ABRUPTO

7.7.06


NO PUEDE SER

Há anos que estou para contar esta história. Um dia, ainda o PSD era membro da Internacional Liberal e Reformista, calhou-me ir numa missão à Guatemala. Havia um pedido de um partido guatemalteco, que fazia ou queria fazer parte da Internacional, para que esta enviasse alguém para uma missão "importante", num altura em que se estava a tentar estabilizar uma frágil democracia no país. Não se sabia praticamente nada mais do que isto. Lá fui, sem saber muito bem o que ia fazer.

Quando cheguei ao aeroporto estava à minha espera um americano, o que me pareceu pelo menos bizarro. Levou-me para o Hotel Camino Real, um clássico das histórias da CIA na América Latina. A viagem prometia. No caminho para o Camino, ele explicou-me que trabalhava para um daqueles programas que o Congresso americano subsidiava para apoiar as experiências democráticas e que quem organizava a sessão era o Parlamento guatemalteco. Também não sabia detalhes.

Pouco depois apareceu-me pela primeira vez um membro do partido, a Unión del Centro Nacional (UCN), que se percebia estar um pouco nervoso. Não era capaz de me dar muitos detalhes sobre o que se passava e remeteu-me para uma conversa com o líder do partido, com quem me ia encontrar. Levou-me à sede do partido, uma espécie de armazém com dois andares, sendo o de baixo uma tipografia. Uns cidadãos que pareciam sair de um filme colombiano faziam a segurança ao prédio. Subimos ao andar de cima, onde havia uma espécie de penthouse com um ambiente de luxo. Em vários sofás de couro estava o directório da UCN à volta do seu presidente, a beber um uísque.

Jorge Carpio Nicolle era uma personagem que de imediato se percebia ter uma grande autoridade sobre os seus homens. Ninguém falava antes dele e ninguém falava depois dele. Tinha sido responsável por El Gráfico, um dos grandes jornais guatemaltecos, fora embaixador da Guatemala na ONU e presidente da Cruz Vermelha. Fundara a UCN em 1984, e candidatara-se à Presidência da Guatemala sem sucesso. Era considerado um dos impulsionadores do difícil caminho que a Guatemala então tentava percorrer para a democracia e para a liberdade, ultrapassando um período de violências, torturas e assassinatos. Vários esquadrões da morte e grupos paramilitares ainda estavam activos, e marcaram presença em toda esta história.

····················

### EXERCÍCIO PROPOSTO 1
Em que ano foi fundada a UCN por Jorge Carpio Nicolle, segundo o texto sobre a missão na Guatemala?
### EXERCÍCIO PROPOSTO 2
Prossiga o texto sobre a missão na Guatemala a partir da última frase apresentada.

### DADOS REGISTADOS
····················

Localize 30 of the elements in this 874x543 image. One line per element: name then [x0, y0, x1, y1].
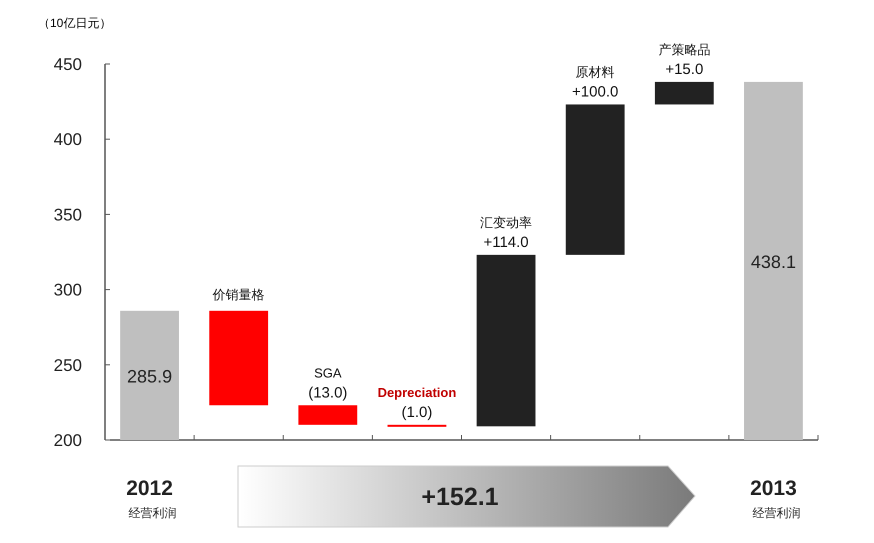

····················

### RESPOSTA DO EXERCÍCIO 1
Em 1984.

### RESPOSTA DO EXERCÍCIO 2
Continuava sem saber para que é que eu fora à Guatemala, embora percebesse que a legitimação de uma Internacional era muito importante para o frágil sistema partidário que se estava a esboçar. Mas, na conversa com Jorge Carpio Nicolle, encontrei a mesma tensão e nervosismo que já notara antes. Ele explicou-me que, ao abrigo de um programa destinado a consolidar o Parlamento guatemalteco, ir-se-ia organizar um debate em que cada partido tinha convidado um membro da "sua" Internacional para falar de uma doutrina política. Como ele sabia tanto sobre mim e sobre o PSD como eu sobre a UCN, estavam apreensivos sobre o que eu ia dizer numa situação muito volátil em que cada palavra contava, e na Guatemala matava.

Começou então uma daquelas conversas que só se tem uma vez na vida. De que é que eu iria falar? Bom, das ideias da Internacional liberal... Do liberalismo...

"- No puede ser. Aqui o liberalismo é a direita e nós somos um partido do centro constitucional...

- Bom e então posso falar do programa do meu partido social-democrata...

- No puede ser. Aqui a social-democracia é a esquerda e nós somos um partido do centro constitucional...

- Então se quiser posso falar dos novos fenómenos eleitorais na Europa que revelam um pragmatismo do eleitorado, escolhendo mais por mérito do que pela camisola (não disse bem assim, mas como tinha escrito então uns textos sobre o aparecimento daquilo a que chamara um "novo centro", talvez servisse para a função).

- No puede ser. E se falasse do centrismo?

- (Então já um pouco irritado pela conversa) No puede ser. Porque em Portugal o centrismo é a direita..."

A conversa não adiantou muito, enterrados nos sofás por cima da cidade de Guatemala, bebendo uísque, rodeados por vasos de plantas a darem a única nota de cor no cinzento do cimento dos prédios e de um crepúsculo a anunciar a época das chuvas que já devia ter vindo e se atrasara. No dia seguinte, parti para Atitlán, junto ao lago e aos vulcões sobre os quais Aldous Huxley escrevera, um dos sítios mais bonitos do mundo, mas então situado numa zona em que havia guerrilhas.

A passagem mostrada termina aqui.